> [WHAT YOU WILL DO] Repeat the material verbatim and drop the pictures.
==== DATA SHOWN
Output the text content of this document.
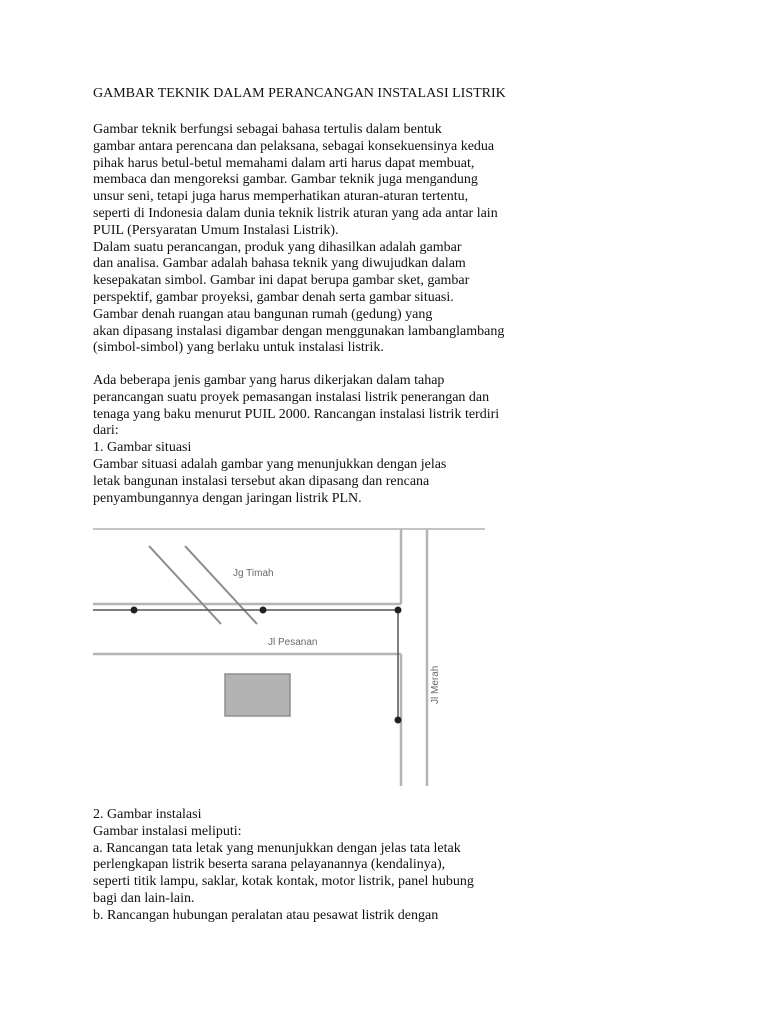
GAMBAR TEKNIK DALAM PERANCANGAN INSTALASI LISTRIK

Gambar teknik berfungsi sebagai bahasa tertulis dalam bentuk
gambar antara perencana dan pelaksana, sebagai konsekuensinya kedua
pihak harus betul-betul memahami dalam arti harus dapat membuat,
membaca dan mengoreksi gambar. Gambar teknik juga mengandung
unsur seni, tetapi juga harus memperhatikan aturan-aturan tertentu,
seperti di Indonesia dalam dunia teknik listrik aturan yang ada antar lain
PUIL (Persyaratan Umum Instalasi Listrik).
Dalam suatu perancangan, produk yang dihasilkan adalah gambar
dan analisa. Gambar adalah bahasa teknik yang diwujudkan dalam
kesepakatan simbol. Gambar ini dapat berupa gambar sket, gambar
perspektif, gambar proyeksi, gambar denah serta gambar situasi.
Gambar denah ruangan atau bangunan rumah (gedung) yang
akan dipasang instalasi digambar dengan menggunakan lambanglambang
(simbol-simbol) yang berlaku untuk instalasi listrik.

Ada beberapa jenis gambar yang harus dikerjakan dalam tahap
perancangan suatu proyek pemasangan instalasi listrik penerangan dan
tenaga yang baku menurut PUIL 2000. Rancangan instalasi listrik terdiri
dari:
1. Gambar situasi
Gambar situasi adalah gambar yang menunjukkan dengan jelas
letak bangunan instalasi tersebut akan dipasang dan rencana
penyambungannya dengan jaringan listrik PLN.

Jg Timah
Jl Pesanan
Jl Merah

2. Gambar instalasi
Gambar instalasi meliputi:
a. Rancangan tata letak yang menunjukkan dengan jelas tata letak
perlengkapan listrik beserta sarana pelayanannya (kendalinya),
seperti titik lampu, saklar, kotak kontak, motor listrik, panel hubung
bagi dan lain-lain.
b. Rancangan hubungan peralatan atau pesawat listrik dengan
========
> [FULL RESPONSE]
Output the text content of this document.
GAMBAR TEKNIK DALAM PERANCANGAN INSTALASI LISTRIK

Gambar teknik berfungsi sebagai bahasa tertulis dalam bentuk
gambar antara perencana dan pelaksana, sebagai konsekuensinya kedua
pihak harus betul-betul memahami dalam arti harus dapat membuat,
membaca dan mengoreksi gambar. Gambar teknik juga mengandung
unsur seni, tetapi juga harus memperhatikan aturan-aturan tertentu,
seperti di Indonesia dalam dunia teknik listrik aturan yang ada antar lain
PUIL (Persyaratan Umum Instalasi Listrik).
Dalam suatu perancangan, produk yang dihasilkan adalah gambar
dan analisa. Gambar adalah bahasa teknik yang diwujudkan dalam
kesepakatan simbol. Gambar ini dapat berupa gambar sket, gambar
perspektif, gambar proyeksi, gambar denah serta gambar situasi.
Gambar denah ruangan atau bangunan rumah (gedung) yang
akan dipasang instalasi digambar dengan menggunakan lambanglambang
(simbol-simbol) yang berlaku untuk instalasi listrik.

Ada beberapa jenis gambar yang harus dikerjakan dalam tahap
perancangan suatu proyek pemasangan instalasi listrik penerangan dan
tenaga yang baku menurut PUIL 2000. Rancangan instalasi listrik terdiri
dari:
1. Gambar situasi
Gambar situasi adalah gambar yang menunjukkan dengan jelas
letak bangunan instalasi tersebut akan dipasang dan rencana
penyambungannya dengan jaringan listrik PLN.

Jg Timah
Jl Pesanan
Jl Merah

2. Gambar instalasi
Gambar instalasi meliputi:
a. Rancangan tata letak yang menunjukkan dengan jelas tata letak
perlengkapan listrik beserta sarana pelayanannya (kendalinya),
seperti titik lampu, saklar, kotak kontak, motor listrik, panel hubung
bagi dan lain-lain.
b. Rancangan hubungan peralatan atau pesawat listrik dengan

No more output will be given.